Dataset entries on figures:
####################
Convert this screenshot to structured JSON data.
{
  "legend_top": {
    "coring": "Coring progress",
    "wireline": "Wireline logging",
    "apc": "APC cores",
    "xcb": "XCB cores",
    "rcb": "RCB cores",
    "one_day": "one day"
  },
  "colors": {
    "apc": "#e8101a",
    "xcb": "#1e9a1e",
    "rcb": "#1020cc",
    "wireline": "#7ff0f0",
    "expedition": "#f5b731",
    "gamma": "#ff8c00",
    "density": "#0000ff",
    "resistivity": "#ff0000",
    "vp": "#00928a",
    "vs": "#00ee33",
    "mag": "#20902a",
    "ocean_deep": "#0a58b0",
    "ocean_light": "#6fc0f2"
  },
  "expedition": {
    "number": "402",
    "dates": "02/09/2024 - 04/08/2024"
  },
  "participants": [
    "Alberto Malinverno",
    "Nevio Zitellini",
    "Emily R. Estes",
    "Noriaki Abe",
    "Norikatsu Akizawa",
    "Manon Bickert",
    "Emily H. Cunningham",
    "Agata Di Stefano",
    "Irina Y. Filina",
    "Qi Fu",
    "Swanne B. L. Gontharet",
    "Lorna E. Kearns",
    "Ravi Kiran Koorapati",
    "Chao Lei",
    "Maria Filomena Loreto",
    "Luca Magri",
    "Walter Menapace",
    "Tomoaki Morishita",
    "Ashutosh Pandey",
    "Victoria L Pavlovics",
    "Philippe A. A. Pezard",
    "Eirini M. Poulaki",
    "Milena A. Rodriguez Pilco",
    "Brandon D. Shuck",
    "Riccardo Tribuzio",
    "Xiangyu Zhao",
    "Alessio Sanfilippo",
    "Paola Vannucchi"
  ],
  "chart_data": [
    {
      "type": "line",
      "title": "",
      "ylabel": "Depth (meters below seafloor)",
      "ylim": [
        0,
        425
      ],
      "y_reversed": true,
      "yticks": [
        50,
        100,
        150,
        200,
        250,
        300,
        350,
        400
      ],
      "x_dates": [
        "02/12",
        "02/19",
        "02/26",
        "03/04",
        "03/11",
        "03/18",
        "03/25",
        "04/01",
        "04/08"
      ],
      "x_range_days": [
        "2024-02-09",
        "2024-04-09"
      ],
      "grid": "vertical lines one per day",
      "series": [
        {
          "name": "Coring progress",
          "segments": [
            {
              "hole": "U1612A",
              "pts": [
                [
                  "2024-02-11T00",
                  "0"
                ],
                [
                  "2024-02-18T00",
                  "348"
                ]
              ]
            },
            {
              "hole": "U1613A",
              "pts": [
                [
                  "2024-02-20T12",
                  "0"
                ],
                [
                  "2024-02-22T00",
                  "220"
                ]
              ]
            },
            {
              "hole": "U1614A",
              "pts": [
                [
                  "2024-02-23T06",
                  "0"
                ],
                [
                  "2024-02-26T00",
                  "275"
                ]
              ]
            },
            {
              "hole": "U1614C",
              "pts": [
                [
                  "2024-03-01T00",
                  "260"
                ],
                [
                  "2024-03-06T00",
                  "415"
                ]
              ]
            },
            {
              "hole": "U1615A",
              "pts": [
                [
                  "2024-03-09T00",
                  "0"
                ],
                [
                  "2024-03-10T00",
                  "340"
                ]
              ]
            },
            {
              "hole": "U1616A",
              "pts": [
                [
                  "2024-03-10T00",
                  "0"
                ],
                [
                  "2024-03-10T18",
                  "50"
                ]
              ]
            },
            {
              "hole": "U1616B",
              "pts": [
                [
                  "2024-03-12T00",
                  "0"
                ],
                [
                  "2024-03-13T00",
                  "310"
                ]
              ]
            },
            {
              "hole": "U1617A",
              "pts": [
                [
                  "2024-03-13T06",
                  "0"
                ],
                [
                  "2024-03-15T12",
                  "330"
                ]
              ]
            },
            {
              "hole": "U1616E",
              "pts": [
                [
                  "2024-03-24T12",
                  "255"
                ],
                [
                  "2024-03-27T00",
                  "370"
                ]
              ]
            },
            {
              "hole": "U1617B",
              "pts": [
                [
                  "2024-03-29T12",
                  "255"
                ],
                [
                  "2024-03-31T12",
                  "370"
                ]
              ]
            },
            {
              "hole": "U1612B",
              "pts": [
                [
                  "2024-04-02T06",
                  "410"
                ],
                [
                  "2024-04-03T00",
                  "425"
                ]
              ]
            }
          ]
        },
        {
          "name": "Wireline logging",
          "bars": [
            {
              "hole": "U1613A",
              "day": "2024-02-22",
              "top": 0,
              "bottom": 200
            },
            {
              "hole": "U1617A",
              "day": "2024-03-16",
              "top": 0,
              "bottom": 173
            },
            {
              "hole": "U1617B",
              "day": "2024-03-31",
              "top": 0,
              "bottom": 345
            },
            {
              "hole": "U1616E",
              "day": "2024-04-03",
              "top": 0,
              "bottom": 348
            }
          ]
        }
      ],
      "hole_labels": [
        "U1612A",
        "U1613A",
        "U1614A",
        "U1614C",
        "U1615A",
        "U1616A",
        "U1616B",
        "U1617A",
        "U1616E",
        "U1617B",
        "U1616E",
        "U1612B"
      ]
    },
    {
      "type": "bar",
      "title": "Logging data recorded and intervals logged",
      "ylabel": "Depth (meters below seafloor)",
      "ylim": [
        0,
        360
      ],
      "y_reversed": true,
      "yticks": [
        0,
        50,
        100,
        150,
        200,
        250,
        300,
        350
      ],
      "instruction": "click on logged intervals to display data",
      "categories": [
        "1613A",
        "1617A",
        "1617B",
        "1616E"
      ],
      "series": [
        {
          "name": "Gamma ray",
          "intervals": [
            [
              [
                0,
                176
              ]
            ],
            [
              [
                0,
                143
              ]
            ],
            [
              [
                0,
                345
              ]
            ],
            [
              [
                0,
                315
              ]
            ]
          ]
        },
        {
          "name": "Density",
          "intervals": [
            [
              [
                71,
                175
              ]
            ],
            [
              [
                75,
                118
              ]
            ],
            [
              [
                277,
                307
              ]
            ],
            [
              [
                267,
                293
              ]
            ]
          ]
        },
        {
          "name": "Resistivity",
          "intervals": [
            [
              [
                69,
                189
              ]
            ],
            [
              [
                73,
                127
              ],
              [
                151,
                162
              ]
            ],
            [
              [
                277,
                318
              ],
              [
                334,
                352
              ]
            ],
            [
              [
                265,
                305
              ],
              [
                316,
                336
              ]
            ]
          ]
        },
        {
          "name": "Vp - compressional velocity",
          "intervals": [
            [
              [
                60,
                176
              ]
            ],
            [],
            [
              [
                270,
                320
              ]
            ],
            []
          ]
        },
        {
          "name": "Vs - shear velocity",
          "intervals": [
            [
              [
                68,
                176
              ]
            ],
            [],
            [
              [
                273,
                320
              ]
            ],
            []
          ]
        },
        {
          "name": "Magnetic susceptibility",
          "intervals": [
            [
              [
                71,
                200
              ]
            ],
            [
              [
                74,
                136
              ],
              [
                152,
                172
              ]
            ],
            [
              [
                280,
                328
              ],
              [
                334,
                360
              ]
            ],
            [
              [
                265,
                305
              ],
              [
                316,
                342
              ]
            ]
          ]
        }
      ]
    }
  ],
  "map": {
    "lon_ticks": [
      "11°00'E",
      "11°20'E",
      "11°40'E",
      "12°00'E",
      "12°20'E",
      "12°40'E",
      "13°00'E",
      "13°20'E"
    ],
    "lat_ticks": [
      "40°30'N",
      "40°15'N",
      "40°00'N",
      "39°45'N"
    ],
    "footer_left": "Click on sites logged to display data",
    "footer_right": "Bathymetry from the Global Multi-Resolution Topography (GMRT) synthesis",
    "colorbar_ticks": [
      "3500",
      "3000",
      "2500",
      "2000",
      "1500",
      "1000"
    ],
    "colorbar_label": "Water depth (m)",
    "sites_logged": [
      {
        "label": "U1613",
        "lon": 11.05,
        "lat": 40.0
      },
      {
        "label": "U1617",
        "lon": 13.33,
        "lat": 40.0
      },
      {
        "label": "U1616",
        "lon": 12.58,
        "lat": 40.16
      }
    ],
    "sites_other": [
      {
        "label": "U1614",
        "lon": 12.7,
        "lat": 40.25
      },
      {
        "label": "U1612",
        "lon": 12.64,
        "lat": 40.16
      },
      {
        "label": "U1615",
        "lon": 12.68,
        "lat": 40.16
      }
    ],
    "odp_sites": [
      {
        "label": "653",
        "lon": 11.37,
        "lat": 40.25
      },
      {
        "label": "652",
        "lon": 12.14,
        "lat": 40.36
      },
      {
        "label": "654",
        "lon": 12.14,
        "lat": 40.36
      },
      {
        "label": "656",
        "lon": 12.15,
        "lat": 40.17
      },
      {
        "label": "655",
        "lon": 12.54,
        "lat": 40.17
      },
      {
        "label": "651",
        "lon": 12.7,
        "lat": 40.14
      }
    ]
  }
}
####################
GIVEN EXERCISE:
List all lines above in which the string "name" appears.

THE RESPONSE:
          "name": "Coring progress",
          "name": "Wireline logging",
          "name": "Gamma ray",
          "name": "Density",
          "name": "Resistivity",
          "name": "Vp - compressional velocity",
          "name": "Vs - shear velocity",
          "name": "Magnetic susceptibility",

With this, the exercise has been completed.